_PROMPT_
In the data that follows, count every line holding the string "Salgán" and give the count alone.

_SUPPLIED MATERIAL_

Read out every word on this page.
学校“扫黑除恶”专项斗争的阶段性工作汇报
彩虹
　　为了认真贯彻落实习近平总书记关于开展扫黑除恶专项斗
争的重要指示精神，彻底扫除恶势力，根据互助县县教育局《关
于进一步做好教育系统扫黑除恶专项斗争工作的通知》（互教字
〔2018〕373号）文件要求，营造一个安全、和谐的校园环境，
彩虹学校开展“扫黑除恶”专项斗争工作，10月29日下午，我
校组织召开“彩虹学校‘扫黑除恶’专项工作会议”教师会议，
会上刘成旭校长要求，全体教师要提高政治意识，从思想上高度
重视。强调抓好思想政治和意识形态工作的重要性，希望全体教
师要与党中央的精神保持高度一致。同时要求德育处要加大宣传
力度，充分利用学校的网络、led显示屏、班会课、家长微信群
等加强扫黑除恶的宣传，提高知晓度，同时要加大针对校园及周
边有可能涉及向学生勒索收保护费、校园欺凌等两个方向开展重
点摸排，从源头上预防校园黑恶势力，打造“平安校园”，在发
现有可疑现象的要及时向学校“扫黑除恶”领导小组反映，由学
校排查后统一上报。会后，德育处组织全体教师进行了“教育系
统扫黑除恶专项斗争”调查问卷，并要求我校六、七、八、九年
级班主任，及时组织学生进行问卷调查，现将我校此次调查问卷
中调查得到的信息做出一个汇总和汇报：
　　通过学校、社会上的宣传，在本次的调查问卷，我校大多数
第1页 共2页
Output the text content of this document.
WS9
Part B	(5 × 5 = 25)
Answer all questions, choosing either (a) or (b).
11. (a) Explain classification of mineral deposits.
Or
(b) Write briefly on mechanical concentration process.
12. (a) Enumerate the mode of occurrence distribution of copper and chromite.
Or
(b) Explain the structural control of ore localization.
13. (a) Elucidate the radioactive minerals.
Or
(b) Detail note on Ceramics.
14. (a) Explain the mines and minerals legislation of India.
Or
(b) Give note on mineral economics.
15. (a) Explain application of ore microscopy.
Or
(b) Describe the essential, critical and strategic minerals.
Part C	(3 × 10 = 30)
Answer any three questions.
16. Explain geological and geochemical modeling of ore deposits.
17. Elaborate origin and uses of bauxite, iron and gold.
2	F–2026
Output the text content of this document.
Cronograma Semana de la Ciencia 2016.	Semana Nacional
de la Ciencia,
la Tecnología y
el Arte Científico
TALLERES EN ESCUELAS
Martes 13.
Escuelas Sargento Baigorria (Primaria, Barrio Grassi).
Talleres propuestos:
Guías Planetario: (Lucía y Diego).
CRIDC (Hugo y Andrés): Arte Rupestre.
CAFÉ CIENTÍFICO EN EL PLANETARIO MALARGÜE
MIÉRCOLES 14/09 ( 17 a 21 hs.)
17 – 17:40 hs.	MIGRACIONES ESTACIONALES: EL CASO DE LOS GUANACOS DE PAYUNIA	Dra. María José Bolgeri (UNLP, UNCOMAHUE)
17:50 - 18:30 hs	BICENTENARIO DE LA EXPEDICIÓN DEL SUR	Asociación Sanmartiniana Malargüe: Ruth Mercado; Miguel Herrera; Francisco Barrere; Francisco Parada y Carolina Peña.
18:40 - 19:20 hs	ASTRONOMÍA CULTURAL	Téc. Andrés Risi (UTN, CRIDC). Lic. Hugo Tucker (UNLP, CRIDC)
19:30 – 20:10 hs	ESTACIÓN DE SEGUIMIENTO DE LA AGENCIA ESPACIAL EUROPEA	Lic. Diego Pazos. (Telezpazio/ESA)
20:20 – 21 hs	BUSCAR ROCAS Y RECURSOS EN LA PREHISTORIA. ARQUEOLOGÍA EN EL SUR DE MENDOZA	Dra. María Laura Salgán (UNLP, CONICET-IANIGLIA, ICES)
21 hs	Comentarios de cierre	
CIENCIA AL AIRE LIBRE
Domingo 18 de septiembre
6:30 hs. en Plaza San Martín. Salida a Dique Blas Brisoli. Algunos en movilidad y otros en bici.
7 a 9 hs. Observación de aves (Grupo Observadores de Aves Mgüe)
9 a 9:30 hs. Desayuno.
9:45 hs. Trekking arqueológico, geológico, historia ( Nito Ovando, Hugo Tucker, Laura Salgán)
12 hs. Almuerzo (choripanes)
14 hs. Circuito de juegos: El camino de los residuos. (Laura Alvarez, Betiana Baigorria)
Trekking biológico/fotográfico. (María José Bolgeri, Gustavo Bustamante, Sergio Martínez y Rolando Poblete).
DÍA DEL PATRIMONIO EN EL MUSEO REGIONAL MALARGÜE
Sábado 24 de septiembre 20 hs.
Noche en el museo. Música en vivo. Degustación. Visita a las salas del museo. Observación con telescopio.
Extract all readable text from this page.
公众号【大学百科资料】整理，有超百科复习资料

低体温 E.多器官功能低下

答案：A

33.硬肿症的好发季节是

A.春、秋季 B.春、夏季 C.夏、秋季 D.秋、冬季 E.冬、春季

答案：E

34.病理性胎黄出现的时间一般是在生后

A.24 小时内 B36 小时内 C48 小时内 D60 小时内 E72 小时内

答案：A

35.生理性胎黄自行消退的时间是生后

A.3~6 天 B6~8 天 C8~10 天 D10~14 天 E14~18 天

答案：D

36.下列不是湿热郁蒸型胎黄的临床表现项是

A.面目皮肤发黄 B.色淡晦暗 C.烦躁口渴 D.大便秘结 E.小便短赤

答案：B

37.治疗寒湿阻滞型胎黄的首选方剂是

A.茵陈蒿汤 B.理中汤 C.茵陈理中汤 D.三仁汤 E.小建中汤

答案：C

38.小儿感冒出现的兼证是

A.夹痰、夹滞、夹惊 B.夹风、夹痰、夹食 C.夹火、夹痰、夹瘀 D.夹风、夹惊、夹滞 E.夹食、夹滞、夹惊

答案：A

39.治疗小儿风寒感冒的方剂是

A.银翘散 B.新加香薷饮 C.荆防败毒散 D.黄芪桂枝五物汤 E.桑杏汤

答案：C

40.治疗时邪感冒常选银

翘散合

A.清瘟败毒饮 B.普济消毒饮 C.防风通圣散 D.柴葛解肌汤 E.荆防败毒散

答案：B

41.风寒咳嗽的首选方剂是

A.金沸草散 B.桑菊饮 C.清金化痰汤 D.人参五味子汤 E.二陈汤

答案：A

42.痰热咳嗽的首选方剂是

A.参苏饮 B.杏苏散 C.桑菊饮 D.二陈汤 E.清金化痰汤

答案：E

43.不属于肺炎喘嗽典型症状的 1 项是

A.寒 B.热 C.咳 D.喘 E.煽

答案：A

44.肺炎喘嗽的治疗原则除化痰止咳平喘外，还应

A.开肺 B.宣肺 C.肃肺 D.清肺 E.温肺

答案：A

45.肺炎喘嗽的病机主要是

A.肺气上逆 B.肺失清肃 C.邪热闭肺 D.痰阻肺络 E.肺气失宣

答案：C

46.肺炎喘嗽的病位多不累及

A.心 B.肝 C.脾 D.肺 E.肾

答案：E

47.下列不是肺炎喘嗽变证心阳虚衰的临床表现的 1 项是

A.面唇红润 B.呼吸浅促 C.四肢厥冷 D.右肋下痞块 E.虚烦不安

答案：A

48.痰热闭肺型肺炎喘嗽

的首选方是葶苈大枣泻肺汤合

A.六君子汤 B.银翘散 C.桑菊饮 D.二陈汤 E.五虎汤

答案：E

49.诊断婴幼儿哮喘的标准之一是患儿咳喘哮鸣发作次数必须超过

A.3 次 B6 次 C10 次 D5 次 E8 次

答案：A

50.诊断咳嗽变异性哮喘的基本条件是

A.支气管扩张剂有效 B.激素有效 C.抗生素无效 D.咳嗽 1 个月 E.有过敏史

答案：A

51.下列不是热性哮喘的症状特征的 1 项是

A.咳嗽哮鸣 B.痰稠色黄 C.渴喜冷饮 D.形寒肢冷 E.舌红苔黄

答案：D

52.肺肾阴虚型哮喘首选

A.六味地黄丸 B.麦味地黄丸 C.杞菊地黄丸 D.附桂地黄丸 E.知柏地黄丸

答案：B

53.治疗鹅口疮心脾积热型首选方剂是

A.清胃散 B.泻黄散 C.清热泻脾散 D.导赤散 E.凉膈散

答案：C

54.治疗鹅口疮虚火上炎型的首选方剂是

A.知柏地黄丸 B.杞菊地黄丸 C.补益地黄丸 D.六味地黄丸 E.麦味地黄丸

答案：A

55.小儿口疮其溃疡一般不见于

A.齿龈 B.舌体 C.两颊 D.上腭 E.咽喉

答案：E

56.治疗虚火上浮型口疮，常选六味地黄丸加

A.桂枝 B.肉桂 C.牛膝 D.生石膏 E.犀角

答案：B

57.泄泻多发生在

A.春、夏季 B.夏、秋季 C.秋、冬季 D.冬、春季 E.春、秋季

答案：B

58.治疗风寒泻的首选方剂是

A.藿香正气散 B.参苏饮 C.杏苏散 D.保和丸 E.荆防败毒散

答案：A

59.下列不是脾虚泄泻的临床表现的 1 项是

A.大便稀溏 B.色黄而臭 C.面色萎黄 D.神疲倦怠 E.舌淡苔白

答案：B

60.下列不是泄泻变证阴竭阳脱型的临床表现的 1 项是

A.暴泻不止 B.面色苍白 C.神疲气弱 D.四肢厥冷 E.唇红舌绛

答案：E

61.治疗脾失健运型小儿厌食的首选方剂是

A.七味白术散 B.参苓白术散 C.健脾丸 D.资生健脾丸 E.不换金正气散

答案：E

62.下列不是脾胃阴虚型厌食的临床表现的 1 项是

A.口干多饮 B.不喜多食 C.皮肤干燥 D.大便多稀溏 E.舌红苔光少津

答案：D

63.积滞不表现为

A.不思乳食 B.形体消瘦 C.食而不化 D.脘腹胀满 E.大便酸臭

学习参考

_SOLUTION FOR THIS EXERCISE_
2